__TASK DESCRIPTION__.
Find every line in the records below that holds the word "mese" and copy it.

----

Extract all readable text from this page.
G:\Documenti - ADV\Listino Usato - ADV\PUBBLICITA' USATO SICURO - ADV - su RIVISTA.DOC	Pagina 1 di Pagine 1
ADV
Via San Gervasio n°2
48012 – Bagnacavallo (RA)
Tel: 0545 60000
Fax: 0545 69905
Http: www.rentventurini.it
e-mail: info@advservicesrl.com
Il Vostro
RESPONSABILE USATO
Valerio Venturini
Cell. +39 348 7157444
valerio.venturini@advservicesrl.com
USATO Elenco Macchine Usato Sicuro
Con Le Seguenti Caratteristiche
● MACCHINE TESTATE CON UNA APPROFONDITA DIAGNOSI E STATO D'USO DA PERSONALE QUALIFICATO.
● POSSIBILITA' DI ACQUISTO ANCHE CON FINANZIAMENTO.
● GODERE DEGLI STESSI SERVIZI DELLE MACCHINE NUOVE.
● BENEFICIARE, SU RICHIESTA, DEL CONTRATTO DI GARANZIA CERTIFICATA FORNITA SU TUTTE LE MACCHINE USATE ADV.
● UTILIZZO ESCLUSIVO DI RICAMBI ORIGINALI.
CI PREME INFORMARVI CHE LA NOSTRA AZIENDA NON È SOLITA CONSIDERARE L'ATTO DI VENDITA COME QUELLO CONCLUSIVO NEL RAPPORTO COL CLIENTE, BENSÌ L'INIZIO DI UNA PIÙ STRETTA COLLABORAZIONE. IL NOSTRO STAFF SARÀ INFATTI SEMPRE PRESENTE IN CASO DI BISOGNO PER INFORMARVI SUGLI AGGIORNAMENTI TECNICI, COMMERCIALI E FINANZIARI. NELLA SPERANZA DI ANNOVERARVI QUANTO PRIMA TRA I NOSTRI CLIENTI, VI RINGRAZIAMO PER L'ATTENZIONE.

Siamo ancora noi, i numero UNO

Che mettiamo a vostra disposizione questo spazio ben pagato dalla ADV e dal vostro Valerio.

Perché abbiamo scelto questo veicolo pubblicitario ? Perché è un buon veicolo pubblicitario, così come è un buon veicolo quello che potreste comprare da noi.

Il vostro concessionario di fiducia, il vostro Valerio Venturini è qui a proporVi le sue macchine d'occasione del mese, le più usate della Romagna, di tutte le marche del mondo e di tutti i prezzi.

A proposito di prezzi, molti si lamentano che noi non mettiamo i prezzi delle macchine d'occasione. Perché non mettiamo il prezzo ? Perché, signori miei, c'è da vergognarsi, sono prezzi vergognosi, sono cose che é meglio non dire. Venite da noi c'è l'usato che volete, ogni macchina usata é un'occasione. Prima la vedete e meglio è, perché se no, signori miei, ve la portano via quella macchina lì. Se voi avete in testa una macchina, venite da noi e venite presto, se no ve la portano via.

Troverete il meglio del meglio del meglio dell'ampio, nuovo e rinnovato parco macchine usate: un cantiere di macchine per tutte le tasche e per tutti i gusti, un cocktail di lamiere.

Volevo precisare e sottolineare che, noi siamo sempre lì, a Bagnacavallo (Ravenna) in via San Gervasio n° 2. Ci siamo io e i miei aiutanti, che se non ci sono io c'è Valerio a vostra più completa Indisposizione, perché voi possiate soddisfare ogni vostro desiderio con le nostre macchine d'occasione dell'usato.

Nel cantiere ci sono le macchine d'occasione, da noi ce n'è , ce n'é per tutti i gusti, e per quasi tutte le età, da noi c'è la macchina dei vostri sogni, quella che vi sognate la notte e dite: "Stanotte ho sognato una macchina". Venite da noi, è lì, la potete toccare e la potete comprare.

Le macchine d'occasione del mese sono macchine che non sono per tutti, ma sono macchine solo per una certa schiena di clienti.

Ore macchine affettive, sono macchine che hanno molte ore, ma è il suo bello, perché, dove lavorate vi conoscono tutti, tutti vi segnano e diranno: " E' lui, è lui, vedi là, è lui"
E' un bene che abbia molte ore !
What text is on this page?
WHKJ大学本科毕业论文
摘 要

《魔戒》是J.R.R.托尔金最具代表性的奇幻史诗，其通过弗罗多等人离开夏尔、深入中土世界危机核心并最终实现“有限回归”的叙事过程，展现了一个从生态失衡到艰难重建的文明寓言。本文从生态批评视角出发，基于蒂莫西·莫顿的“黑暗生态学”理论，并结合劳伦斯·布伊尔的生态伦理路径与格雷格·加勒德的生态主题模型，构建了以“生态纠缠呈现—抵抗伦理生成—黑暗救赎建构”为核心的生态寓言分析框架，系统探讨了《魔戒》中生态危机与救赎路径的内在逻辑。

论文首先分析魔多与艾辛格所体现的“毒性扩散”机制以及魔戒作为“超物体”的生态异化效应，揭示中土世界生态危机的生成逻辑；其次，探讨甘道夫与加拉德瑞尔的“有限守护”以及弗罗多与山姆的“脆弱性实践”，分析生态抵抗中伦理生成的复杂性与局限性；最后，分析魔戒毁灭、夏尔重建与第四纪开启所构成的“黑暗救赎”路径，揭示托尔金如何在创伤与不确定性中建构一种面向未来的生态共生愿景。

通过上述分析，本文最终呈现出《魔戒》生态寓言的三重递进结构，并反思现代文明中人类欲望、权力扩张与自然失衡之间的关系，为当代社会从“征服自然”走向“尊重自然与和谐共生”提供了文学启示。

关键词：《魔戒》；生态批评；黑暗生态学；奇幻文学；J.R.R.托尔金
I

----

__FINAL ANSWER__.
Il vostro concessionario di fiducia, il vostro Valerio Venturini è qui a proporVi le sue macchine d'occasione del mese, le più usate della Romagna, di tutte le marche del mondo e di tutti i prezzi.
Le macchine d'occasione del mese sono macchine che non sono per tutti, ma sono macchine solo per una certa schiena di clienti.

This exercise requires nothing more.